(Dataset items)

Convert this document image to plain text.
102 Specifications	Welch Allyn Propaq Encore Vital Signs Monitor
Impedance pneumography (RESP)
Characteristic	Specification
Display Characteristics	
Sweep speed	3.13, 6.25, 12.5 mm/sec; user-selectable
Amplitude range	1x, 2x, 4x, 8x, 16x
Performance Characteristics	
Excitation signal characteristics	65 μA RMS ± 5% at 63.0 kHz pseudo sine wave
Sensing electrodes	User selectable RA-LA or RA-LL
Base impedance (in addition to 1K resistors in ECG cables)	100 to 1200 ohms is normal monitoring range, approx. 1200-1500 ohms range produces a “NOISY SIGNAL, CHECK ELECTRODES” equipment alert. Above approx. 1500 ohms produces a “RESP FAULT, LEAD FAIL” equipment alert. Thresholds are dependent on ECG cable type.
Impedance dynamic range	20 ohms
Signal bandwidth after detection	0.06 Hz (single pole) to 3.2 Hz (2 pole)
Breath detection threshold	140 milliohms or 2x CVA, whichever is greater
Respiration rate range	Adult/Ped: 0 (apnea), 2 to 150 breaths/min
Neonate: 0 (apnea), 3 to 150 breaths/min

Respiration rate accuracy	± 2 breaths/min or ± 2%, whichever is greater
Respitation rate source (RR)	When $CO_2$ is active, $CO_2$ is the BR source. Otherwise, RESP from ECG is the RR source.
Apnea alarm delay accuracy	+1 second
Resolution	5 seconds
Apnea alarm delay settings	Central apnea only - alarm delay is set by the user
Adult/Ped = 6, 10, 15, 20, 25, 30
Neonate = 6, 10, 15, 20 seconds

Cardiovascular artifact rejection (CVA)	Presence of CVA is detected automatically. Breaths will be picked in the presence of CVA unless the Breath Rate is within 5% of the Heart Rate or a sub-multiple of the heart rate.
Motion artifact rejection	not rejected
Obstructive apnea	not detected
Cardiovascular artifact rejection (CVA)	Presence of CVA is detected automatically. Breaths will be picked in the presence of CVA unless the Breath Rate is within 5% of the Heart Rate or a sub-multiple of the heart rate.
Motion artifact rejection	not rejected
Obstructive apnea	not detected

Prompt:
The records above need to be transcribed in full. Keep every character unchanged.

Solution to this task:
Convert this document image to plain text.
102 Specifications	Welch Allyn Propaq Encore Vital Signs Monitor
Impedance pneumography (RESP)
Characteristic	Specification
Display Characteristics	
Sweep speed	3.13, 6.25, 12.5 mm/sec; user-selectable
Amplitude range	1x, 2x, 4x, 8x, 16x
Performance Characteristics	
Excitation signal characteristics	65 μA RMS ± 5% at 63.0 kHz pseudo sine wave
Sensing electrodes	User selectable RA-LA or RA-LL
Base impedance (in addition to 1K resistors in ECG cables)	100 to 1200 ohms is normal monitoring range, approx. 1200-1500 ohms range produces a “NOISY SIGNAL, CHECK ELECTRODES” equipment alert. Above approx. 1500 ohms produces a “RESP FAULT, LEAD FAIL” equipment alert. Thresholds are dependent on ECG cable type.
Impedance dynamic range	20 ohms
Signal bandwidth after detection	0.06 Hz (single pole) to 3.2 Hz (2 pole)
Breath detection threshold	140 milliohms or 2x CVA, whichever is greater
Respiration rate range	Adult/Ped: 0 (apnea), 2 to 150 breaths/min
Neonate: 0 (apnea), 3 to 150 breaths/min

Respiration rate accuracy	± 2 breaths/min or ± 2%, whichever is greater
Respitation rate source (RR)	When $CO_2$ is active, $CO_2$ is the BR source. Otherwise, RESP from ECG is the RR source.
Apnea alarm delay accuracy	+1 second
Resolution	5 seconds
Apnea alarm delay settings	Central apnea only - alarm delay is set by the user
Adult/Ped = 6, 10, 15, 20, 25, 30
Neonate = 6, 10, 15, 20 seconds

Cardiovascular artifact rejection (CVA)	Presence of CVA is detected automatically. Breaths will be picked in the presence of CVA unless the Breath Rate is within 5% of the Heart Rate or a sub-multiple of the heart rate.
Motion artifact rejection	not rejected
Obstructive apnea	not detected
Cardiovascular artifact rejection (CVA)	Presence of CVA is detected automatically. Breaths will be picked in the presence of CVA unless the Breath Rate is within 5% of the Heart Rate or a sub-multiple of the heart rate.
Motion artifact rejection	not rejected
Obstructive apnea	not detected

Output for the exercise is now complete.